# [Stated goal]
Return every entry exactly as written.

Data items
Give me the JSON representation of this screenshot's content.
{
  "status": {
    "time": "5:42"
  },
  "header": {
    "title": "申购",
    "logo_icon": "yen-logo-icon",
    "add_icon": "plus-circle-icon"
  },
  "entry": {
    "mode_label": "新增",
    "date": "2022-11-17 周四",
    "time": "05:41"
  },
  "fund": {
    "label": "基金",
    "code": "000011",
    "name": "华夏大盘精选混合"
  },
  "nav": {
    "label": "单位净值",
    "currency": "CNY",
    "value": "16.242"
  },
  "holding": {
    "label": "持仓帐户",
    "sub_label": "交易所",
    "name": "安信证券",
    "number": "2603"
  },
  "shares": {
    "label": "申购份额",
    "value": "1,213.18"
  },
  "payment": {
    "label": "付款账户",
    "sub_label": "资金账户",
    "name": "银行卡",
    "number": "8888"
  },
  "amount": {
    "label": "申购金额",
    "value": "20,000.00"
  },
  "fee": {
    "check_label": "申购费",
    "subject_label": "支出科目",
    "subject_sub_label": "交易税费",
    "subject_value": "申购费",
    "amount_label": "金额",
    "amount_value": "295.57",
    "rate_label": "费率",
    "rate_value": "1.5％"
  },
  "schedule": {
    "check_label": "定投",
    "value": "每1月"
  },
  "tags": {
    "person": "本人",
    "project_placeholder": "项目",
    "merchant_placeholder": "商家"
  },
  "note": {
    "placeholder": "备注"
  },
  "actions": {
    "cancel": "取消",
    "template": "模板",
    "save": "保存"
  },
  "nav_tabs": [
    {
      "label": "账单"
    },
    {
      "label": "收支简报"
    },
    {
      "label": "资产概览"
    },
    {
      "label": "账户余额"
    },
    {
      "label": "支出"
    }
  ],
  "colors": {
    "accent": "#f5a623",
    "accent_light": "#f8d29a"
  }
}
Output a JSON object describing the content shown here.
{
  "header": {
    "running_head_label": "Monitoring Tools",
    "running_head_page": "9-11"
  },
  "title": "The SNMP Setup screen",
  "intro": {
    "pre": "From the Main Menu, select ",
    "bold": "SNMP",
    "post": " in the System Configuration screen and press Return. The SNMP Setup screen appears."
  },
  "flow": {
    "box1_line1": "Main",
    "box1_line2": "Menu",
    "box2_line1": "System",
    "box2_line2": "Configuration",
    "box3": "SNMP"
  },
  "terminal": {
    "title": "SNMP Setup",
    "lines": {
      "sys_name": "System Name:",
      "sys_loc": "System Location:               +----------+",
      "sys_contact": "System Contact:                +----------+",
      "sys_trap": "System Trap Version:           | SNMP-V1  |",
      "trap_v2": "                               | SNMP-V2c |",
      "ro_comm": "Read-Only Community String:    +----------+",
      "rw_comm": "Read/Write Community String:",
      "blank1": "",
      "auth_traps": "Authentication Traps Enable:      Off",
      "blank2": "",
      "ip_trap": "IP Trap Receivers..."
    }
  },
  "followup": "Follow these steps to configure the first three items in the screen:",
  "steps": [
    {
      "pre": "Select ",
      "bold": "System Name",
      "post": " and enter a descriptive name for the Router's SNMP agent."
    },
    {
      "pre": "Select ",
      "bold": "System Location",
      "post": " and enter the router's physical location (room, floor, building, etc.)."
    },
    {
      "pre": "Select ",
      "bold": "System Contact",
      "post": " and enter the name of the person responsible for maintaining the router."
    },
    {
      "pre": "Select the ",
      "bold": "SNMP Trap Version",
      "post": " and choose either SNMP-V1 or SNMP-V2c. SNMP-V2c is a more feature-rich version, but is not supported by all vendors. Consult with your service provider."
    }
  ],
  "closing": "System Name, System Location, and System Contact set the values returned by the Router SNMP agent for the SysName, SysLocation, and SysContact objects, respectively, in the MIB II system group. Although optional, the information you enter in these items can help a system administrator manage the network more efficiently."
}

# [Solved exercise]
Give me the JSON representation of this screenshot's content.
{
  "status": {
    "time": "5:42"
  },
  "header": {
    "title": "申购",
    "logo_icon": "yen-logo-icon",
    "add_icon": "plus-circle-icon"
  },
  "entry": {
    "mode_label": "新增",
    "date": "2022-11-17 周四",
    "time": "05:41"
  },
  "fund": {
    "label": "基金",
    "code": "000011",
    "name": "华夏大盘精选混合"
  },
  "nav": {
    "label": "单位净值",
    "currency": "CNY",
    "value": "16.242"
  },
  "holding": {
    "label": "持仓帐户",
    "sub_label": "交易所",
    "name": "安信证券",
    "number": "2603"
  },
  "shares": {
    "label": "申购份额",
    "value": "1,213.18"
  },
  "payment": {
    "label": "付款账户",
    "sub_label": "资金账户",
    "name": "银行卡",
    "number": "8888"
  },
  "amount": {
    "label": "申购金额",
    "value": "20,000.00"
  },
  "fee": {
    "check_label": "申购费",
    "subject_label": "支出科目",
    "subject_sub_label": "交易税费",
    "subject_value": "申购费",
    "amount_label": "金额",
    "amount_value": "295.57",
    "rate_label": "费率",
    "rate_value": "1.5％"
  },
  "schedule": {
    "check_label": "定投",
    "value": "每1月"
  },
  "tags": {
    "person": "本人",
    "project_placeholder": "项目",
    "merchant_placeholder": "商家"
  },
  "note": {
    "placeholder": "备注"
  },
  "actions": {
    "cancel": "取消",
    "template": "模板",
    "save": "保存"
  },
  "nav_tabs": [
    {
      "label": "账单"
    },
    {
      "label": "收支简报"
    },
    {
      "label": "资产概览"
    },
    {
      "label": "账户余额"
    },
    {
      "label": "支出"
    }
  ],
  "colors": {
    "accent": "#f5a623",
    "accent_light": "#f8d29a"
  }
}
Output a JSON object describing the content shown here.
{
  "header": {
    "running_head_label": "Monitoring Tools",
    "running_head_page": "9-11"
  },
  "title": "The SNMP Setup screen",
  "intro": {
    "pre": "From the Main Menu, select ",
    "bold": "SNMP",
    "post": " in the System Configuration screen and press Return. The SNMP Setup screen appears."
  },
  "flow": {
    "box1_line1": "Main",
    "box1_line2": "Menu",
    "box2_line1": "System",
    "box2_line2": "Configuration",
    "box3": "SNMP"
  },
  "terminal": {
    "title": "SNMP Setup",
    "lines": {
      "sys_name": "System Name:",
      "sys_loc": "System Location:               +----------+",
      "sys_contact": "System Contact:                +----------+",
      "sys_trap": "System Trap Version:           | SNMP-V1  |",
      "trap_v2": "                               | SNMP-V2c |",
      "ro_comm": "Read-Only Community String:    +----------+",
      "rw_comm": "Read/Write Community String:",
      "blank1": "",
      "auth_traps": "Authentication Traps Enable:      Off",
      "blank2": "",
      "ip_trap": "IP Trap Receivers..."
    }
  },
  "followup": "Follow these steps to configure the first three items in the screen:",
  "steps": [
    {
      "pre": "Select ",
      "bold": "System Name",
      "post": " and enter a descriptive name for the Router's SNMP agent."
    },
    {
      "pre": "Select ",
      "bold": "System Location",
      "post": " and enter the router's physical location (room, floor, building, etc.)."
    },
    {
      "pre": "Select ",
      "bold": "System Contact",
      "post": " and enter the name of the person responsible for maintaining the router."
    },
    {
      "pre": "Select the ",
      "bold": "SNMP Trap Version",
      "post": " and choose either SNMP-V1 or SNMP-V2c. SNMP-V2c is a more feature-rich version, but is not supported by all vendors. Consult with your service provider."
    }
  ],
  "closing": "System Name, System Location, and System Contact set the values returned by the Router SNMP agent for the SysName, SysLocation, and SysContact objects, respectively, in the MIB II system group. Although optional, the information you enter in these items can help a system administrator manage the network more efficiently."
}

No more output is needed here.